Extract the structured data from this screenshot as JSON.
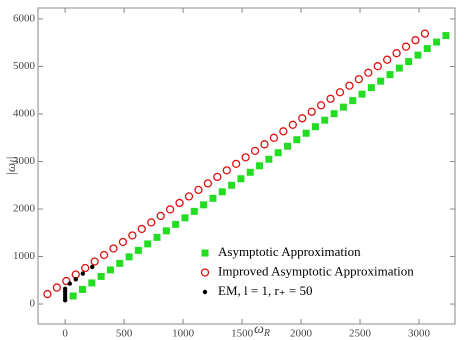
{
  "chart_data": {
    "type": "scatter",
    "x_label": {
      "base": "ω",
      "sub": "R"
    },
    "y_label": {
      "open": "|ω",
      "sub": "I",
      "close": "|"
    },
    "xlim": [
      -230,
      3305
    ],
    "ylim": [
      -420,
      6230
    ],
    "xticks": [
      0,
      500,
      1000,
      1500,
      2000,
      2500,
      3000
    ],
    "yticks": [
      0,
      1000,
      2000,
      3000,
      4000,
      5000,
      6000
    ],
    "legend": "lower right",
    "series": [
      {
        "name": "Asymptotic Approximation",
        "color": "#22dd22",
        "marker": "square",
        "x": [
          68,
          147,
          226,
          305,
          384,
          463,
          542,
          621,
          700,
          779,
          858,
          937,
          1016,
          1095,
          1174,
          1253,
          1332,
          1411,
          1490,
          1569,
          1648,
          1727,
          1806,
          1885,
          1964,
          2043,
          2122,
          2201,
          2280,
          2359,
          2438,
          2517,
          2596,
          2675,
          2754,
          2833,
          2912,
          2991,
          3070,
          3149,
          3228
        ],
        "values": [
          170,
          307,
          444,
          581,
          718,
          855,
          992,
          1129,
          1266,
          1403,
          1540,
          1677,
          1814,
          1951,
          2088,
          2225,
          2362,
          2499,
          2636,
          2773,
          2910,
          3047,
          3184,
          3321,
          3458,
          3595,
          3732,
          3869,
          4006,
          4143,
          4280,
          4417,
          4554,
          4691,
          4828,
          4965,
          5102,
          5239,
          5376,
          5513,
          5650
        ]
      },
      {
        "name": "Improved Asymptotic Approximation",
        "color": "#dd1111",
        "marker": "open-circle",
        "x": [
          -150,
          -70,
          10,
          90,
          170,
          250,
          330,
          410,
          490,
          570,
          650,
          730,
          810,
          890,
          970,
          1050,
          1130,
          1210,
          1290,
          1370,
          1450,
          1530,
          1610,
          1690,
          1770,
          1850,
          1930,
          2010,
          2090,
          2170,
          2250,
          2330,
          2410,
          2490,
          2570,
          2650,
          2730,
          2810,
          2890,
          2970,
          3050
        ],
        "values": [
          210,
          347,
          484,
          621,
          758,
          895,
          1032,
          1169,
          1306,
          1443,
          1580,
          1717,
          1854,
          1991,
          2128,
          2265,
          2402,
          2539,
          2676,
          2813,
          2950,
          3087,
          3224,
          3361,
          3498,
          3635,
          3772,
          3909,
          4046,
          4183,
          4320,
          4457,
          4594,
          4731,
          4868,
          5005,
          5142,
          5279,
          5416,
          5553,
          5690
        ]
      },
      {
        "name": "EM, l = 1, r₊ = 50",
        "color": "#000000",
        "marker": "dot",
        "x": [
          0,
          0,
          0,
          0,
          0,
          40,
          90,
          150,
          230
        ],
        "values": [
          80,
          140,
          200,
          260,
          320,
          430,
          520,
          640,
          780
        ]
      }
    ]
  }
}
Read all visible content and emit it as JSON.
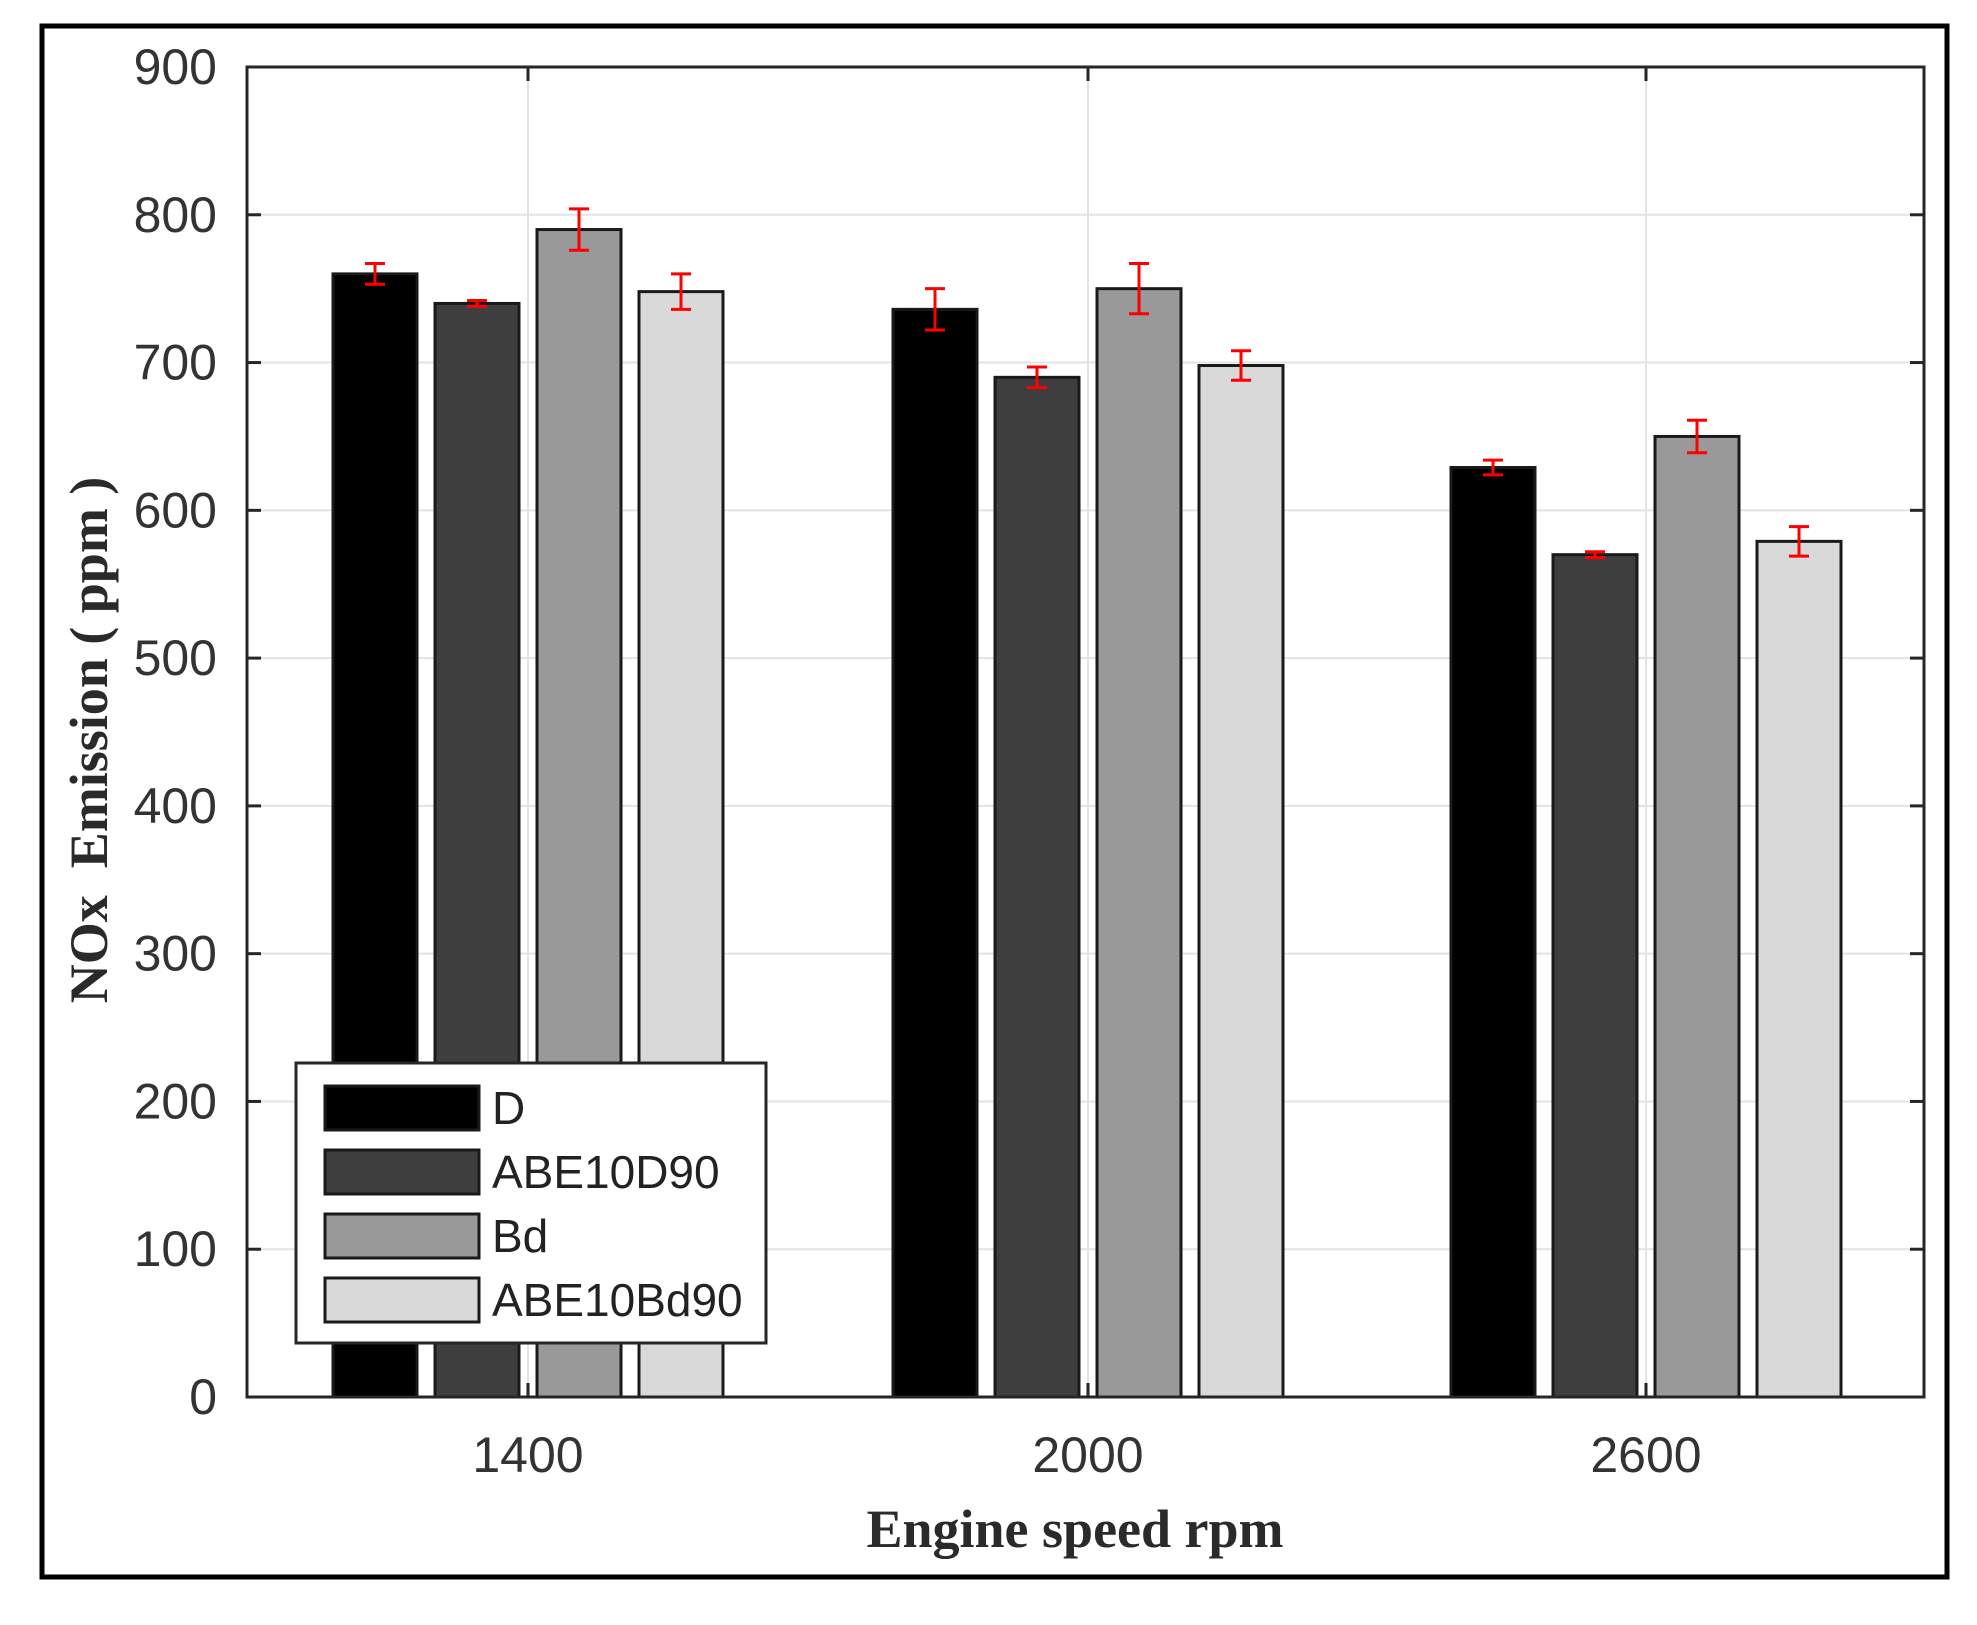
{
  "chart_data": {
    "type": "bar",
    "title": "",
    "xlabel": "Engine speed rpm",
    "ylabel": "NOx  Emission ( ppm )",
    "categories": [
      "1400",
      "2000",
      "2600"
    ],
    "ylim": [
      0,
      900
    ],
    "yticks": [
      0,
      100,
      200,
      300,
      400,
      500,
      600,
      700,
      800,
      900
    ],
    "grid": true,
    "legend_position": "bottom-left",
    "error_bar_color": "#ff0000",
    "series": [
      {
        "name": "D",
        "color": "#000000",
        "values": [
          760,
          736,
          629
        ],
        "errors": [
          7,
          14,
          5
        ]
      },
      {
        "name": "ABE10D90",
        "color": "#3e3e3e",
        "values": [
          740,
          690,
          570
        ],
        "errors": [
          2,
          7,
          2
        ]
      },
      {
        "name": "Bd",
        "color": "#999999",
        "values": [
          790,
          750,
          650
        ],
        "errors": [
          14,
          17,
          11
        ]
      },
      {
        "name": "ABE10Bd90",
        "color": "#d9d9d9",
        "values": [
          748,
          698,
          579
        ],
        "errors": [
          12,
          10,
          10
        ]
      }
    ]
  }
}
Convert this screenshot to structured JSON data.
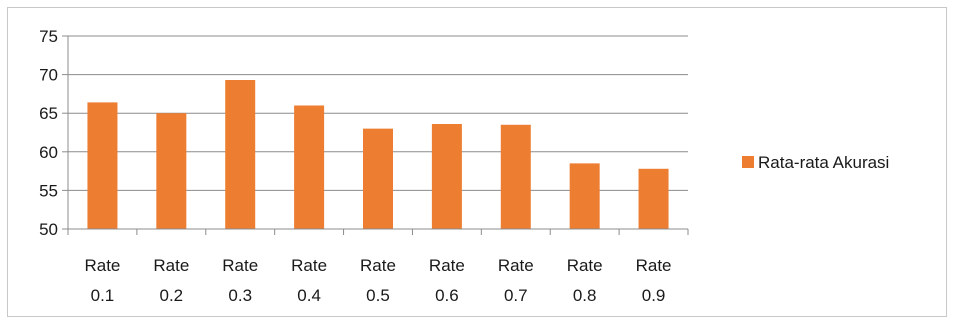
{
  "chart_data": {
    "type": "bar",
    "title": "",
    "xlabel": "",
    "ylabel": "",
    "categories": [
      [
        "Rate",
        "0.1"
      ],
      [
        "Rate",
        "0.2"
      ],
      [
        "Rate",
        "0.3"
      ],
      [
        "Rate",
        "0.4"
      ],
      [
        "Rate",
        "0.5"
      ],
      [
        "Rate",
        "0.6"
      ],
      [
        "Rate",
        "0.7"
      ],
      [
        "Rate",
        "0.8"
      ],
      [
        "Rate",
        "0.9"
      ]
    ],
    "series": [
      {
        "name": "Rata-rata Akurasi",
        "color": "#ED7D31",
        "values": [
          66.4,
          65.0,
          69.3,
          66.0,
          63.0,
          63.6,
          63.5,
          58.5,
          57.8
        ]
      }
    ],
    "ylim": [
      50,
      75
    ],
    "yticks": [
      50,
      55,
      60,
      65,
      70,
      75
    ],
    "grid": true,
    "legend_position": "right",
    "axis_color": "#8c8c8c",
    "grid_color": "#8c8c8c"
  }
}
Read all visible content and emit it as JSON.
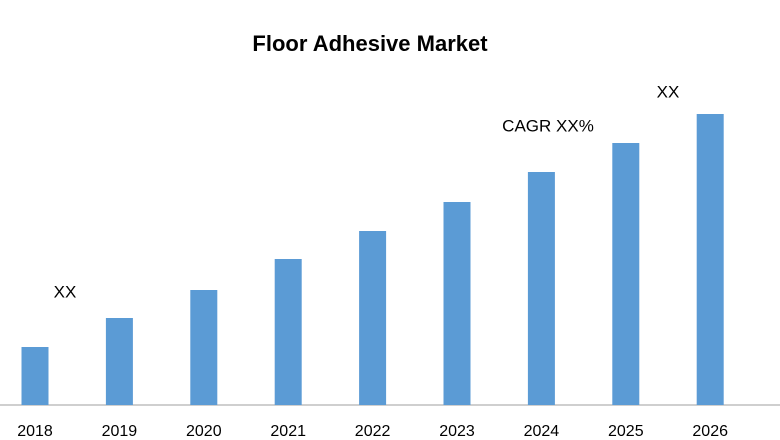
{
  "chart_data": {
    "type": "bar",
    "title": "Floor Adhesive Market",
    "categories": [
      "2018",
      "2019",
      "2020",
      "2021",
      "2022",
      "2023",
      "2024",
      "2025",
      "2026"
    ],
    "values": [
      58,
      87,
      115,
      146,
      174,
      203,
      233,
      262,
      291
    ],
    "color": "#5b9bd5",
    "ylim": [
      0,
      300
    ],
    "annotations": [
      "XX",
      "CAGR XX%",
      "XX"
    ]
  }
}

■ Aim of the exercise:
With the pictures omitted, reproduce the records in full and exactly.

■ Written reply:
Extract the structured data from this screenshot as JSON.
{
  "chart_data": {
    "type": "scatter",
    "x_label": {
      "base": "ω",
      "sub": "R"
    },
    "y_label": {
      "open": "|ω",
      "sub": "I",
      "close": "|"
    },
    "xlim": [
      -230,
      3305
    ],
    "ylim": [
      -420,
      6230
    ],
    "xticks": [
      0,
      500,
      1000,
      1500,
      2000,
      2500,
      3000
    ],
    "yticks": [
      0,
      1000,
      2000,
      3000,
      4000,
      5000,
      6000
    ],
    "legend": "lower right",
    "series": [
      {
        "name": "Asymptotic Approximation",
        "color": "#22dd22",
        "marker": "square",
        "x": [
          68,
          147,
          226,
          305,
          384,
          463,
          542,
          621,
          700,
          779,
          858,
          937,
          1016,
          1095,
          1174,
          1253,
          1332,
          1411,
          1490,
          1569,
          1648,
          1727,
          1806,
          1885,
          1964,
          2043,
          2122,
          2201,
          2280,
          2359,
          2438,
          2517,
          2596,
          2675,
          2754,
          2833,
          2912,
          2991,
          3070,
          3149,
          3228
        ],
        "values": [
          170,
          307,
          444,
          581,
          718,
          855,
          992,
          1129,
          1266,
          1403,
          1540,
          1677,
          1814,
          1951,
          2088,
          2225,
          2362,
          2499,
          2636,
          2773,
          2910,
          3047,
          3184,
          3321,
          3458,
          3595,
          3732,
          3869,
          4006,
          4143,
          4280,
          4417,
          4554,
          4691,
          4828,
          4965,
          5102,
          5239,
          5376,
          5513,
          5650
        ]
      },
      {
        "name": "Improved Asymptotic Approximation",
        "color": "#dd1111",
        "marker": "open-circle",
        "x": [
          -150,
          -70,
          10,
          90,
          170,
          250,
          330,
          410,
          490,
          570,
          650,
          730,
          810,
          890,
          970,
          1050,
          1130,
          1210,
          1290,
          1370,
          1450,
          1530,
          1610,
          1690,
          1770,
          1850,
          1930,
          2010,
          2090,
          2170,
          2250,
          2330,
          2410,
          2490,
          2570,
          2650,
          2730,
          2810,
          2890,
          2970,
          3050
        ],
        "values": [
          210,
          347,
          484,
          621,
          758,
          895,
          1032,
          1169,
          1306,
          1443,
          1580,
          1717,
          1854,
          1991,
          2128,
          2265,
          2402,
          2539,
          2676,
          2813,
          2950,
          3087,
          3224,
          3361,
          3498,
          3635,
          3772,
          3909,
          4046,
          4183,
          4320,
          4457,
          4594,
          4731,
          4868,
          5005,
          5142,
          5279,
          5416,
          5553,
          5690
        ]
      },
      {
        "name": "EM, l = 1, r₊ = 50",
        "color": "#000000",
        "marker": "dot",
        "x": [
          0,
          0,
          0,
          0,
          0,
          40,
          90,
          150,
          230
        ],
        "values": [
          80,
          140,
          200,
          260,
          320,
          430,
          520,
          640,
          780
        ]
      }
    ]
  }
}
Read all visible content and emit it as JSON.
{
  "chart_data": {
    "type": "bar",
    "title": "",
    "xlabel": "Engine speed rpm",
    "ylabel": "NOx  Emission ( ppm )",
    "categories": [
      "1400",
      "2000",
      "2600"
    ],
    "ylim": [
      0,
      900
    ],
    "yticks": [
      0,
      100,
      200,
      300,
      400,
      500,
      600,
      700,
      800,
      900
    ],
    "grid": true,
    "legend_position": "bottom-left",
    "error_bar_color": "#ff0000",
    "series": [
      {
        "name": "D",
        "color": "#000000",
        "values": [
          760,
          736,
          629
        ],
        "errors": [
          7,
          14,
          5
        ]
      },
      {
        "name": "ABE10D90",
        "color": "#3e3e3e",
        "values": [
          740,
          690,
          570
        ],
        "errors": [
          2,
          7,
          2
        ]
      },
      {
        "name": "Bd",
        "color": "#999999",
        "values": [
          790,
          750,
          650
        ],
        "errors": [
          14,
          17,
          11
        ]
      },
      {
        "name": "ABE10Bd90",
        "color": "#d9d9d9",
        "values": [
          748,
          698,
          579
        ],
        "errors": [
          12,
          10,
          10
        ]
      }
    ]
  }
}
Convert this screenshot to structured JSON data.
{
  "chart_data": {
    "type": "bar",
    "title": "",
    "xlabel": "",
    "ylabel": "",
    "categories": [
      [
        "Rate",
        "0.1"
      ],
      [
        "Rate",
        "0.2"
      ],
      [
        "Rate",
        "0.3"
      ],
      [
        "Rate",
        "0.4"
      ],
      [
        "Rate",
        "0.5"
      ],
      [
        "Rate",
        "0.6"
      ],
      [
        "Rate",
        "0.7"
      ],
      [
        "Rate",
        "0.8"
      ],
      [
        "Rate",
        "0.9"
      ]
    ],
    "series": [
      {
        "name": "Rata-rata Akurasi",
        "color": "#ED7D31",
        "values": [
          66.4,
          65.0,
          69.3,
          66.0,
          63.0,
          63.6,
          63.5,
          58.5,
          57.8
        ]
      }
    ],
    "ylim": [
      50,
      75
    ],
    "yticks": [
      50,
      55,
      60,
      65,
      70,
      75
    ],
    "grid": true,
    "legend_position": "right",
    "axis_color": "#8c8c8c",
    "grid_color": "#8c8c8c"
  }
}
Read all visible content and emit it as JSON.
{
  "chart_data": {
    "type": "bar",
    "title": "Floor Adhesive Market",
    "categories": [
      "2018",
      "2019",
      "2020",
      "2021",
      "2022",
      "2023",
      "2024",
      "2025",
      "2026"
    ],
    "values": [
      58,
      87,
      115,
      146,
      174,
      203,
      233,
      262,
      291
    ],
    "color": "#5b9bd5",
    "ylim": [
      0,
      300
    ],
    "annotations": [
      "XX",
      "CAGR XX%",
      "XX"
    ]
  }
}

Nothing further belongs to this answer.